Tarea 1: Según el texto sobre la IV Cumbre de Rectores México-Japón 2019, ¿cuántas universidades japonesas participan en el encuentro?
Tarea 2:
Con base en el texto sobre la IV Cumbre de Rectores México-Japón 2019, indique si cada afirmación concuerda con él y cite las palabras exactas que lo deciden:
(a) La cumbre se coorganizó con El Colegio de México.
(b) En el encuentro participan 38 universidades japonesas.
(c) Para Marcelo Ebrard Casaubón, el éxito de las naciones depende del conocimiento.
Tarea 3: Reanude el texto sobre la IV Cumbre de Rectores México-Japón 2019 a partir de donde se detiene.

Texto de lectura:
-=-=-=-=-

Para detonar el crecimiento social y económico mediante la ampliación y reafirmación de los lazos entre instituciones de educación superior mexicanas y japonesas, incrementar la movilidad académica y la unión de esfuerzos, e impulsar la investigación y el desarrollo tecnológico, inició en la UNAM la IV Cumbre de Rectores México-Japón 2019, coorganizada con El Colegio de México.

Los vínculos entre las universidades de ambos países son fuente de constante intercambio y cooperación, afirmó el rector Enrique Graue Wiechers en la inauguración del encuentro, en el que participan 23 universidades japonesas y 38 mexicanas.

Para el secretario de Relaciones Exteriores, Marcelo Ebrard Casaubón, el intercambio entre estas casas de estudio es importante para la política exterior de México, pues se tiene claro que hoy en día el éxito o fracaso de las naciones depende del conocimiento.

-=-=-=-=-

Registros de datos almacenados:
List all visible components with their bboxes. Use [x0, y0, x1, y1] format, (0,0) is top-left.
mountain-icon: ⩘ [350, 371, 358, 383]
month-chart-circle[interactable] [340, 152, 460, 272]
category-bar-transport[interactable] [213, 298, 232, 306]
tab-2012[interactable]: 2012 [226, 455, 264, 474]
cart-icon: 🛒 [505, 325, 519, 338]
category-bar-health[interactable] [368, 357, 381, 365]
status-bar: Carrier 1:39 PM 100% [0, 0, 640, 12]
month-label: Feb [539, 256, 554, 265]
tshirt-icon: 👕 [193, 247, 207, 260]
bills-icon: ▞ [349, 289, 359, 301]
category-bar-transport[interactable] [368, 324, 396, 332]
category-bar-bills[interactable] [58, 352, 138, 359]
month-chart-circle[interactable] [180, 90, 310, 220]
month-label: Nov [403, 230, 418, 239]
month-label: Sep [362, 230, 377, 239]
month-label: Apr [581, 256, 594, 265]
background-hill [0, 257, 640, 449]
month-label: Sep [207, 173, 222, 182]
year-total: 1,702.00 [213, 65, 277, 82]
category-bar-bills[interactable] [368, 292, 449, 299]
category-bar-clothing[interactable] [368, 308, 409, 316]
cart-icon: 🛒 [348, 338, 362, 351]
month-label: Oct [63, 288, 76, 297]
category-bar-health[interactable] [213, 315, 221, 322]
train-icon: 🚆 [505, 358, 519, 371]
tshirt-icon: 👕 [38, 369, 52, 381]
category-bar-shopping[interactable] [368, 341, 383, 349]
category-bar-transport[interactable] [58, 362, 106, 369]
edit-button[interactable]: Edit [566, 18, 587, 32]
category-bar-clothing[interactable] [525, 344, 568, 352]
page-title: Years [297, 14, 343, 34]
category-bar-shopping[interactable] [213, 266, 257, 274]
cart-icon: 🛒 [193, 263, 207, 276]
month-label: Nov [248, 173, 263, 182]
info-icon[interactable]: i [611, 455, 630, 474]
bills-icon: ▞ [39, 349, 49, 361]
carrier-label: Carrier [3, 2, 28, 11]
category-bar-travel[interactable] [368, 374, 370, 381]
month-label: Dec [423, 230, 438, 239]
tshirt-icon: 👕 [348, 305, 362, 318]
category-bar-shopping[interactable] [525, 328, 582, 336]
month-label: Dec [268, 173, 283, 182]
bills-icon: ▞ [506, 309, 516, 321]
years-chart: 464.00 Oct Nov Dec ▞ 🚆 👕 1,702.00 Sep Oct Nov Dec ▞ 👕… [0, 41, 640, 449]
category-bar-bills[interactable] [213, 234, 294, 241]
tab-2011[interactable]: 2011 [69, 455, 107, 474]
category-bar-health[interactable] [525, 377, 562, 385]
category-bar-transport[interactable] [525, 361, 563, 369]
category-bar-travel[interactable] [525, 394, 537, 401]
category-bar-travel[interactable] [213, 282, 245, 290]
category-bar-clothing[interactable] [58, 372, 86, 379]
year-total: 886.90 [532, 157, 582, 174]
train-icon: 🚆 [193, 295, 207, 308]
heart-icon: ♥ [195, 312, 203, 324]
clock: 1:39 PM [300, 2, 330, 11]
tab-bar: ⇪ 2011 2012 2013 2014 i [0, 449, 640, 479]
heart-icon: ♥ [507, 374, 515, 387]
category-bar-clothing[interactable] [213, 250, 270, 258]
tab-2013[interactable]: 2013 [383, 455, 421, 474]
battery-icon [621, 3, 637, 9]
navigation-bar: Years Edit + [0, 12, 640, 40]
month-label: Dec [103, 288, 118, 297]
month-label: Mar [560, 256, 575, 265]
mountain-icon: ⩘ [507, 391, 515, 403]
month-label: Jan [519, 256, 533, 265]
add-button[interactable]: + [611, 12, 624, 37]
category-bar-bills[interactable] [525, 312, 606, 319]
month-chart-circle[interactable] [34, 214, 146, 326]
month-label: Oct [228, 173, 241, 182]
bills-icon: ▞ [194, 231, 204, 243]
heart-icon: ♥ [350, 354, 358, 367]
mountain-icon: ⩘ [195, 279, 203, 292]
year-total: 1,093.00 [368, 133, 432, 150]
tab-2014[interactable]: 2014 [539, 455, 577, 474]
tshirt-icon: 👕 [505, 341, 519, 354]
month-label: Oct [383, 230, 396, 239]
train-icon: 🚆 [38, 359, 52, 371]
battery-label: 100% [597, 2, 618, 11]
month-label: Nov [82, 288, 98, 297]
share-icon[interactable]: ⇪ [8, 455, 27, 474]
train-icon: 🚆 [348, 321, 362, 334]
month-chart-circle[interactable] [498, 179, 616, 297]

-=-=-=-=-

Respuesta 1: 23 universidades japonesas.

Respuesta 2:
(a) Sí: «coorganizada con El Colegio de México».
(b) No: «participan 23 universidades japonesas y 38 mexicanas».
(c) Sí: «el éxito o fracaso de las naciones depende del conocimiento».

Respuesta 3:
Las relaciones entre México y Japón atraviesan por un buen momento; además, las dos naciones comparten valores como el compromiso con la paz, están contra las armas nucleares, a favor del diálogo y del respeto a la pluralidad, dijo.

Por eso es importante este evento en la UNAM. “Japón siempre ha sido una mano amiga y vemos con simpatía este acercamiento académico”, destacó el canciller.

Crecimiento fincado en innovación e investigación

En el auditorio Alfonso Caso, el rector de la UNAM expuso que ambos países son economías fuertes, pues de acuerdo con el Fondo Monetario Internacional, Japón es la tercera economía a nivel mundial, y México la decimoquinta. El crecimiento de la nación nipona asombra y estimula a imitar, pues parte de su robusta economía la ha fincado en la innovación tecnológica, así como en la investigación básica y la aplicada. “Invierte cerca de 3.2 por ciento de su Producto Interno Bruto (PIB) en investigación y desarrollo; México destina alrededor de 0.5 de su PIB en ciencia y tecnología. Tenemos mucho que aprender de Japón y por eso es un honor que estén sus rectores aquí”, expresó.